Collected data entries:

========================================

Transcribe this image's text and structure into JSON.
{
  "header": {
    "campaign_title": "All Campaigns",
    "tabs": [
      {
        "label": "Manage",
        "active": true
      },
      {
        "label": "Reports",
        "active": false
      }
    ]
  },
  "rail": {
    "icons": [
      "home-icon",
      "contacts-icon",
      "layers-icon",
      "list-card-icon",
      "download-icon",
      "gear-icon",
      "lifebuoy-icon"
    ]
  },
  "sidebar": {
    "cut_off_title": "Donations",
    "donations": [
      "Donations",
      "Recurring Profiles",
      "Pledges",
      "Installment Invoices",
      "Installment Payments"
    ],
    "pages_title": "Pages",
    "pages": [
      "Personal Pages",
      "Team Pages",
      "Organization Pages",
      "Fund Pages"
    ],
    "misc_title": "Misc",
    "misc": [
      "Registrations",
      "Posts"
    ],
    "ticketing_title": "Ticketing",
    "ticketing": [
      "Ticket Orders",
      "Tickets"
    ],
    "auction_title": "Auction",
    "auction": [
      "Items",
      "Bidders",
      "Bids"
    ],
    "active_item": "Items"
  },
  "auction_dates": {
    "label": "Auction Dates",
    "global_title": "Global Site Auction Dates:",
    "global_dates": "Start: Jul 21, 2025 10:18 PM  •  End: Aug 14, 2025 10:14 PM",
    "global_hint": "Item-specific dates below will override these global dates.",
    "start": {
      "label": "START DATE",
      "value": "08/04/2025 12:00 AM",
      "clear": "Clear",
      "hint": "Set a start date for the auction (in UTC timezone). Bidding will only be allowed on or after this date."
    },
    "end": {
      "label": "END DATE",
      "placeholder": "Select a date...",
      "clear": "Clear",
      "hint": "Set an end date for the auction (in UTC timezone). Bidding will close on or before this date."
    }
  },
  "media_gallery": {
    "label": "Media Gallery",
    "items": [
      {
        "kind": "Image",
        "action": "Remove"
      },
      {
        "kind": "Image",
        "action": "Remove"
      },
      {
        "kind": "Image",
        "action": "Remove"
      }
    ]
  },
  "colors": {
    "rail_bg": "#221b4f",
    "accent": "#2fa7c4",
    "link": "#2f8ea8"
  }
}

========================================

▶ [WHAT YOU NEED TO DO]:
Every line of the material must be returned exactly as it appears.

▶ [RESPONSE TO THE TASK]:
Transcribe this image's text and structure into JSON.
{
  "header": {
    "campaign_title": "All Campaigns",
    "tabs": [
      {
        "label": "Manage",
        "active": true
      },
      {
        "label": "Reports",
        "active": false
      }
    ]
  },
  "rail": {
    "icons": [
      "home-icon",
      "contacts-icon",
      "layers-icon",
      "list-card-icon",
      "download-icon",
      "gear-icon",
      "lifebuoy-icon"
    ]
  },
  "sidebar": {
    "cut_off_title": "Donations",
    "donations": [
      "Donations",
      "Recurring Profiles",
      "Pledges",
      "Installment Invoices",
      "Installment Payments"
    ],
    "pages_title": "Pages",
    "pages": [
      "Personal Pages",
      "Team Pages",
      "Organization Pages",
      "Fund Pages"
    ],
    "misc_title": "Misc",
    "misc": [
      "Registrations",
      "Posts"
    ],
    "ticketing_title": "Ticketing",
    "ticketing": [
      "Ticket Orders",
      "Tickets"
    ],
    "auction_title": "Auction",
    "auction": [
      "Items",
      "Bidders",
      "Bids"
    ],
    "active_item": "Items"
  },
  "auction_dates": {
    "label": "Auction Dates",
    "global_title": "Global Site Auction Dates:",
    "global_dates": "Start: Jul 21, 2025 10:18 PM  •  End: Aug 14, 2025 10:14 PM",
    "global_hint": "Item-specific dates below will override these global dates.",
    "start": {
      "label": "START DATE",
      "value": "08/04/2025 12:00 AM",
      "clear": "Clear",
      "hint": "Set a start date for the auction (in UTC timezone). Bidding will only be allowed on or after this date."
    },
    "end": {
      "label": "END DATE",
      "placeholder": "Select a date...",
      "clear": "Clear",
      "hint": "Set an end date for the auction (in UTC timezone). Bidding will close on or before this date."
    }
  },
  "media_gallery": {
    "label": "Media Gallery",
    "items": [
      {
        "kind": "Image",
        "action": "Remove"
      },
      {
        "kind": "Image",
        "action": "Remove"
      },
      {
        "kind": "Image",
        "action": "Remove"
      }
    ]
  },
  "colors": {
    "rail_bg": "#221b4f",
    "accent": "#2fa7c4",
    "link": "#2f8ea8"
  }
}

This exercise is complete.